— begin —
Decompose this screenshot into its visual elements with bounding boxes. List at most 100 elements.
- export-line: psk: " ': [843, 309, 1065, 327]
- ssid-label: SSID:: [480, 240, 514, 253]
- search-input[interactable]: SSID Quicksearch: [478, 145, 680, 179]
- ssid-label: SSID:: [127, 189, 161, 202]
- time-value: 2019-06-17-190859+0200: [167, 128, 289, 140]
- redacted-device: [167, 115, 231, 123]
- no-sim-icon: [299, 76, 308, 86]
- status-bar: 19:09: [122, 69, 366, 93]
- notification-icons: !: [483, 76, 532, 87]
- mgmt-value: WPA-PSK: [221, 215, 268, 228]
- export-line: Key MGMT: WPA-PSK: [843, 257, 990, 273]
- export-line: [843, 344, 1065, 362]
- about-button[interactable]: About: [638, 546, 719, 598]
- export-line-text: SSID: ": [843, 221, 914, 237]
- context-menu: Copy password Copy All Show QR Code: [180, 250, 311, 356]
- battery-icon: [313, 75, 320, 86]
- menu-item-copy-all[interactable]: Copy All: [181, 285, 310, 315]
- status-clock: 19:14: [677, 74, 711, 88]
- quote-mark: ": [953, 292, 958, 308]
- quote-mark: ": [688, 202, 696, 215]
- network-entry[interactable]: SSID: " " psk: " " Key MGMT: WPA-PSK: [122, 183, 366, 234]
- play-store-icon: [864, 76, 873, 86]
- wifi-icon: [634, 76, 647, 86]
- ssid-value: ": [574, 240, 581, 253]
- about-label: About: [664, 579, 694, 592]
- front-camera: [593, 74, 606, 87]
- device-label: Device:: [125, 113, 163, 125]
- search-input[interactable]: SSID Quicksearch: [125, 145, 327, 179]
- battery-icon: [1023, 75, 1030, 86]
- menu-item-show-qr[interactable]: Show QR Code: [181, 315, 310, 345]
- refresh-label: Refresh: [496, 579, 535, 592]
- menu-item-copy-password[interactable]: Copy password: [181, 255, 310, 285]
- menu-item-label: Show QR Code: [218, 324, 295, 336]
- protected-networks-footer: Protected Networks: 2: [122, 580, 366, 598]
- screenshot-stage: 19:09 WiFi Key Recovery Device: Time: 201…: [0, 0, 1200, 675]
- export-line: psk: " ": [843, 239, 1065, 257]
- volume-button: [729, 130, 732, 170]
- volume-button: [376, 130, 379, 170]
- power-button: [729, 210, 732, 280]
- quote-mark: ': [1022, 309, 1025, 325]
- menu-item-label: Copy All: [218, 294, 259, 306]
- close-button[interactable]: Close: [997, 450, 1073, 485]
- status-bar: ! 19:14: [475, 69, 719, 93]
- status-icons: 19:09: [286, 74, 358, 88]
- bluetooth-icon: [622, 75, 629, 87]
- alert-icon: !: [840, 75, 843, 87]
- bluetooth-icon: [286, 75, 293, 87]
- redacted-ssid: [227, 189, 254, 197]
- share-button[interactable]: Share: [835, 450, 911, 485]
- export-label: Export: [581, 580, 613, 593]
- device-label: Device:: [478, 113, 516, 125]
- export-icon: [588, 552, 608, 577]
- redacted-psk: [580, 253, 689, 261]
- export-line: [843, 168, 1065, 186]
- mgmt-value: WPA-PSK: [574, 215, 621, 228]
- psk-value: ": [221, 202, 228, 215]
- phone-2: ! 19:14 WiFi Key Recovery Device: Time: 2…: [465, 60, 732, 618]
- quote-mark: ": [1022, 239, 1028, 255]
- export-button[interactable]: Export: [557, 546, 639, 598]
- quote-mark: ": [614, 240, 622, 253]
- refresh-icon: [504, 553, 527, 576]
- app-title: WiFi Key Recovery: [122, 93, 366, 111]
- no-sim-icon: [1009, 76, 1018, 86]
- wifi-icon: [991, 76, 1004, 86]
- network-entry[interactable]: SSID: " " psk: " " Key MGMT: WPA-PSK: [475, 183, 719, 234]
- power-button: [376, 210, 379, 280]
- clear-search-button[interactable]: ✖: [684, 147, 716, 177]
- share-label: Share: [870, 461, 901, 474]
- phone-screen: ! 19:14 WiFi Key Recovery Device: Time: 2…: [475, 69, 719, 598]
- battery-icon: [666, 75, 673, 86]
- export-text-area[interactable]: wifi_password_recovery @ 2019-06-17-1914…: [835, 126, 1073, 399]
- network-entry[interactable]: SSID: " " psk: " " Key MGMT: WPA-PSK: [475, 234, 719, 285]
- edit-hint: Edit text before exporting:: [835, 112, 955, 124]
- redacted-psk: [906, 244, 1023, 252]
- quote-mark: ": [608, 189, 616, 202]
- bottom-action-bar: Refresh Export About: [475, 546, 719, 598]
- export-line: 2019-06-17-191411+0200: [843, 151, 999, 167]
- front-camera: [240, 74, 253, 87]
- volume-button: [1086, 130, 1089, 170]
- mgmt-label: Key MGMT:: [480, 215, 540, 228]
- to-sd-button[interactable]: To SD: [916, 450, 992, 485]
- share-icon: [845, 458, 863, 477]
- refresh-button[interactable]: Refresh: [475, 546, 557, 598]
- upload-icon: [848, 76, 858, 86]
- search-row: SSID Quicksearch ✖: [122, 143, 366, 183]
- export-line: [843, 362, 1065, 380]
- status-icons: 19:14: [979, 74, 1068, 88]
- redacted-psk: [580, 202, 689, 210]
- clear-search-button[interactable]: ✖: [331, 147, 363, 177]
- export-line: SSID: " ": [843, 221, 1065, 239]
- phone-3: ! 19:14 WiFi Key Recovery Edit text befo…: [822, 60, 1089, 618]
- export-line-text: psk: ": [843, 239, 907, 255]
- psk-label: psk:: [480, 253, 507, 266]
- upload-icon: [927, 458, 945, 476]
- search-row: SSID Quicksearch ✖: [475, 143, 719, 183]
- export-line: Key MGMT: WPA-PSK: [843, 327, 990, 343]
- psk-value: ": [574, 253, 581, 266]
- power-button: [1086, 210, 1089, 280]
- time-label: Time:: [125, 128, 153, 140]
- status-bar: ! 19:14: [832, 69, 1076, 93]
— end —
• [TASK BRIEF] Reproduce the listing above, changing every "Quicksearch" to "Search" and leaving everything else the same.

• [RESPONSE TO THIS EXERCISE]
Decompose this screenshot into its visual elements with bounding boxes. List at most 100 elements.
- export-line: psk: " ': [843, 309, 1065, 327]
- ssid-label: SSID:: [480, 240, 514, 253]
- search-input[interactable]: SSID Search: [478, 145, 680, 179]
- ssid-label: SSID:: [127, 189, 161, 202]
- time-value: 2019-06-17-190859+0200: [167, 128, 289, 140]
- redacted-device: [167, 115, 231, 123]
- no-sim-icon: [299, 76, 308, 86]
- status-bar: 19:09: [122, 69, 366, 93]
- notification-icons: !: [483, 76, 532, 87]
- mgmt-value: WPA-PSK: [221, 215, 268, 228]
- export-line: Key MGMT: WPA-PSK: [843, 257, 990, 273]
- export-line: [843, 344, 1065, 362]
- about-button[interactable]: About: [638, 546, 719, 598]
- export-line-text: SSID: ": [843, 221, 914, 237]
- context-menu: Copy password Copy All Show QR Code: [180, 250, 311, 356]
- battery-icon: [313, 75, 320, 86]
- menu-item-copy-all[interactable]: Copy All: [181, 285, 310, 315]
- status-clock: 19:14: [677, 74, 711, 88]
- quote-mark: ": [953, 292, 958, 308]
- quote-mark: ": [688, 202, 696, 215]
- network-entry[interactable]: SSID: " " psk: " " Key MGMT: WPA-PSK: [122, 183, 366, 234]
- play-store-icon: [864, 76, 873, 86]
- wifi-icon: [634, 76, 647, 86]
- ssid-value: ": [574, 240, 581, 253]
- about-label: About: [664, 579, 694, 592]
- front-camera: [593, 74, 606, 87]
- device-label: Device:: [125, 113, 163, 125]
- search-input[interactable]: SSID Search: [125, 145, 327, 179]
- battery-icon: [1023, 75, 1030, 86]
- menu-item-show-qr[interactable]: Show QR Code: [181, 315, 310, 345]
- refresh-label: Refresh: [496, 579, 535, 592]
- menu-item-copy-password[interactable]: Copy password: [181, 255, 310, 285]
- menu-item-label: Show QR Code: [218, 324, 295, 336]
- protected-networks-footer: Protected Networks: 2: [122, 580, 366, 598]
- screenshot-stage: 19:09 WiFi Key Recovery Device: Time: 201…: [0, 0, 1200, 675]
- export-line: psk: " ": [843, 239, 1065, 257]
- volume-button: [729, 130, 732, 170]
- volume-button: [376, 130, 379, 170]
- power-button: [729, 210, 732, 280]
- quote-mark: ': [1022, 309, 1025, 325]
- menu-item-label: Copy All: [218, 294, 259, 306]
- close-button[interactable]: Close: [997, 450, 1073, 485]
- status-bar: ! 19:14: [475, 69, 719, 93]
- status-icons: 19:09: [286, 74, 358, 88]
- bluetooth-icon: [622, 75, 629, 87]
- alert-icon: !: [840, 75, 843, 87]
- bluetooth-icon: [286, 75, 293, 87]
- redacted-ssid: [227, 189, 254, 197]
- share-button[interactable]: Share: [835, 450, 911, 485]
- export-label: Export: [581, 580, 613, 593]
- device-label: Device:: [478, 113, 516, 125]
- export-icon: [588, 552, 608, 577]
- redacted-psk: [580, 253, 689, 261]
- export-line: [843, 168, 1065, 186]
- mgmt-value: WPA-PSK: [574, 215, 621, 228]
- psk-value: ": [221, 202, 228, 215]
- phone-2: ! 19:14 WiFi Key Recovery Device: Time: 2…: [465, 60, 732, 618]
- quote-mark: ": [1022, 239, 1028, 255]
- export-button[interactable]: Export: [557, 546, 639, 598]
- quote-mark: ": [614, 240, 622, 253]
- refresh-icon: [504, 553, 527, 576]
- app-title: WiFi Key Recovery: [122, 93, 366, 111]
- no-sim-icon: [1009, 76, 1018, 86]
- wifi-icon: [991, 76, 1004, 86]
- network-entry[interactable]: SSID: " " psk: " " Key MGMT: WPA-PSK: [475, 183, 719, 234]
- power-button: [376, 210, 379, 280]
- clear-search-button[interactable]: ✖: [684, 147, 716, 177]
- share-label: Share: [870, 461, 901, 474]
- phone-screen: ! 19:14 WiFi Key Recovery Device: Time: 2…: [475, 69, 719, 598]
- battery-icon: [666, 75, 673, 86]
- export-text-area[interactable]: wifi_password_recovery @ 2019-06-17-1914…: [835, 126, 1073, 399]
- network-entry[interactable]: SSID: " " psk: " " Key MGMT: WPA-PSK: [475, 234, 719, 285]
- edit-hint: Edit text before exporting:: [835, 112, 955, 124]
- redacted-psk: [906, 244, 1023, 252]
- quote-mark: ": [608, 189, 616, 202]
- bottom-action-bar: Refresh Export About: [475, 546, 719, 598]
- export-line: 2019-06-17-191411+0200: [843, 151, 999, 167]
- front-camera: [240, 74, 253, 87]
- volume-button: [1086, 130, 1089, 170]
- mgmt-label: Key MGMT:: [480, 215, 540, 228]
- to-sd-button[interactable]: To SD: [916, 450, 992, 485]
- share-icon: [845, 458, 863, 477]
- refresh-button[interactable]: Refresh: [475, 546, 557, 598]
- upload-icon: [848, 76, 858, 86]
- search-row: SSID Search ✖: [122, 143, 366, 183]
- export-line: [843, 362, 1065, 380]
- status-icons: 19:14: [979, 74, 1068, 88]
- redacted-psk: [580, 202, 689, 210]
- clear-search-button[interactable]: ✖: [331, 147, 363, 177]
- export-line: SSID: " ": [843, 221, 1065, 239]
- phone-3: ! 19:14 WiFi Key Recovery Edit text befo…: [822, 60, 1089, 618]
- export-line-text: psk: ": [843, 239, 907, 255]
- psk-label: psk:: [480, 253, 507, 266]
- upload-icon: [927, 458, 945, 476]
- search-row: SSID Search ✖: [475, 143, 719, 183]
- export-line: Key MGMT: WPA-PSK: [843, 327, 990, 343]
- psk-value: ": [574, 253, 581, 266]
- power-button: [1086, 210, 1089, 280]
- time-label: Time:: [125, 128, 153, 140]
- status-bar: ! 19:14: [832, 69, 1076, 93]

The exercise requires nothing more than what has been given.